_WHAT YOU HAVE TO DO:_
Repeat the whole listing below, word for word.

--- Start DATA FOR THIS EXERCISE ---

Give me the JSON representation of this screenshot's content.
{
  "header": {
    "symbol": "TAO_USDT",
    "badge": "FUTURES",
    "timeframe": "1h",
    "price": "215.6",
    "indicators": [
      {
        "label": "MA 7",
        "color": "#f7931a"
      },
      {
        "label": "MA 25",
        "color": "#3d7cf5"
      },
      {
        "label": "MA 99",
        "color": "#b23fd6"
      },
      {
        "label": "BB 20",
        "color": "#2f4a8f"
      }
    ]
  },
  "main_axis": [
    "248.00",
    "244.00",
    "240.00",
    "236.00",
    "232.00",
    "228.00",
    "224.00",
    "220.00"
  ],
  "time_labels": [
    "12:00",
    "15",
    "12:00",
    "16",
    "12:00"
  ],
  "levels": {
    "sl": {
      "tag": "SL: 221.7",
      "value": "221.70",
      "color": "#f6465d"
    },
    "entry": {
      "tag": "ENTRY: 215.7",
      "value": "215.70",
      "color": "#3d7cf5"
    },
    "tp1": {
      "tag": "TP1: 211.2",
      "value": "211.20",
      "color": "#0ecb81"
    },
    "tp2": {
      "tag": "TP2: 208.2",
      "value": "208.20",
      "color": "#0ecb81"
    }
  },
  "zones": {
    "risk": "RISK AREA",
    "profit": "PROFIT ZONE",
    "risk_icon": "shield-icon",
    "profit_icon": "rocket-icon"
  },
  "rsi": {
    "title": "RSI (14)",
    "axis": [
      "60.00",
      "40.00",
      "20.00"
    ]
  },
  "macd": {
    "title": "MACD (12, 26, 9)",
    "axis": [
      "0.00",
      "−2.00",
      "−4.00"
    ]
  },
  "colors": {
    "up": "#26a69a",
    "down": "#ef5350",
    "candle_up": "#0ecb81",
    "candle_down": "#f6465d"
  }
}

--- End DATA FOR THIS EXERCISE ---

_REPLY:_
Give me the JSON representation of this screenshot's content.
{
  "header": {
    "symbol": "TAO_USDT",
    "badge": "FUTURES",
    "timeframe": "1h",
    "price": "215.6",
    "indicators": [
      {
        "label": "MA 7",
        "color": "#f7931a"
      },
      {
        "label": "MA 25",
        "color": "#3d7cf5"
      },
      {
        "label": "MA 99",
        "color": "#b23fd6"
      },
      {
        "label": "BB 20",
        "color": "#2f4a8f"
      }
    ]
  },
  "main_axis": [
    "248.00",
    "244.00",
    "240.00",
    "236.00",
    "232.00",
    "228.00",
    "224.00",
    "220.00"
  ],
  "time_labels": [
    "12:00",
    "15",
    "12:00",
    "16",
    "12:00"
  ],
  "levels": {
    "sl": {
      "tag": "SL: 221.7",
      "value": "221.70",
      "color": "#f6465d"
    },
    "entry": {
      "tag": "ENTRY: 215.7",
      "value": "215.70",
      "color": "#3d7cf5"
    },
    "tp1": {
      "tag": "TP1: 211.2",
      "value": "211.20",
      "color": "#0ecb81"
    },
    "tp2": {
      "tag": "TP2: 208.2",
      "value": "208.20",
      "color": "#0ecb81"
    }
  },
  "zones": {
    "risk": "RISK AREA",
    "profit": "PROFIT ZONE",
    "risk_icon": "shield-icon",
    "profit_icon": "rocket-icon"
  },
  "rsi": {
    "title": "RSI (14)",
    "axis": [
      "60.00",
      "40.00",
      "20.00"
    ]
  },
  "macd": {
    "title": "MACD (12, 26, 9)",
    "axis": [
      "0.00",
      "−2.00",
      "−4.00"
    ]
  },
  "colors": {
    "up": "#26a69a",
    "down": "#ef5350",
    "candle_up": "#0ecb81",
    "candle_down": "#f6465d"
  }
}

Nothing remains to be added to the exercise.